## START Exercise input

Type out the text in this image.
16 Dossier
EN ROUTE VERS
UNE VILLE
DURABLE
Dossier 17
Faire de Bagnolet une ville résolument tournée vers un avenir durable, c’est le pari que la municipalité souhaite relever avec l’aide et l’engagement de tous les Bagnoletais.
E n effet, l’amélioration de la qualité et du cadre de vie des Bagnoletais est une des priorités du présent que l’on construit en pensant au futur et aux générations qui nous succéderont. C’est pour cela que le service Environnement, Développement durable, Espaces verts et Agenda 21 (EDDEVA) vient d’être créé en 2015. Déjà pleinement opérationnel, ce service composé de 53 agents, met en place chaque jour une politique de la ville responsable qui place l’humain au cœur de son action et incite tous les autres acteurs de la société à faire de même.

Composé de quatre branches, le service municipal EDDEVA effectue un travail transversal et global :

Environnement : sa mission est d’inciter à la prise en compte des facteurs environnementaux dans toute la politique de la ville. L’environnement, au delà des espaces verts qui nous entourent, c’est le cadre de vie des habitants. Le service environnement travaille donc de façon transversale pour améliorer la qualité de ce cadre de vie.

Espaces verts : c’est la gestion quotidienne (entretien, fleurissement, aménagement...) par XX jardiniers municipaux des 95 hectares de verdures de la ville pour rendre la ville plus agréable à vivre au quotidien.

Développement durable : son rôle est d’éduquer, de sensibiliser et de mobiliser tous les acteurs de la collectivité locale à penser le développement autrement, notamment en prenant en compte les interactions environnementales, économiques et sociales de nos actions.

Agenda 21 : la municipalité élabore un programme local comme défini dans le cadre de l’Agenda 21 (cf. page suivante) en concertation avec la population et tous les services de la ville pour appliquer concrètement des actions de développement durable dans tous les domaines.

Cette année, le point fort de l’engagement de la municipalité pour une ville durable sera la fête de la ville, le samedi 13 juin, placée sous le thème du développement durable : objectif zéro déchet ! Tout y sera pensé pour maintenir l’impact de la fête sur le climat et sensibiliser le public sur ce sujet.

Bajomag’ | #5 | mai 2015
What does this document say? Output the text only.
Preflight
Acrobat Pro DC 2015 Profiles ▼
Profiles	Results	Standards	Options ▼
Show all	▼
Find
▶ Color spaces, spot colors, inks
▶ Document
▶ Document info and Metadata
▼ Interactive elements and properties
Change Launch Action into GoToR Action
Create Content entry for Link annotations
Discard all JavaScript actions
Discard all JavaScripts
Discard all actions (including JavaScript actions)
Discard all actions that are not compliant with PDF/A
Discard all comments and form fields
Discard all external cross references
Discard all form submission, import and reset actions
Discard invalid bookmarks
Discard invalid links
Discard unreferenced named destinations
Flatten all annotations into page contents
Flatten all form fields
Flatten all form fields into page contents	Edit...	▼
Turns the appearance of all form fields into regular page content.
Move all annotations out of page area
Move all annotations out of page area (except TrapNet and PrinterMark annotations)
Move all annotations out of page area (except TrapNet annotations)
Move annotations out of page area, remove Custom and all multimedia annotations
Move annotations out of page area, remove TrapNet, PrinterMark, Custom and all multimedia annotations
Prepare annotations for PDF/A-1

## END Exercise input

# [Exercise]
Using the listing above, show every line that includes the string "Discard".

# [Reply]
Discard all JavaScript actions
Discard all JavaScripts
Discard all actions (including JavaScript actions)
Discard all actions that are not compliant with PDF/A
Discard all comments and form fields
Discard all external cross references
Discard all form submission, import and reset actions
Discard invalid bookmarks
Discard invalid links
Discard unreferenced named destinations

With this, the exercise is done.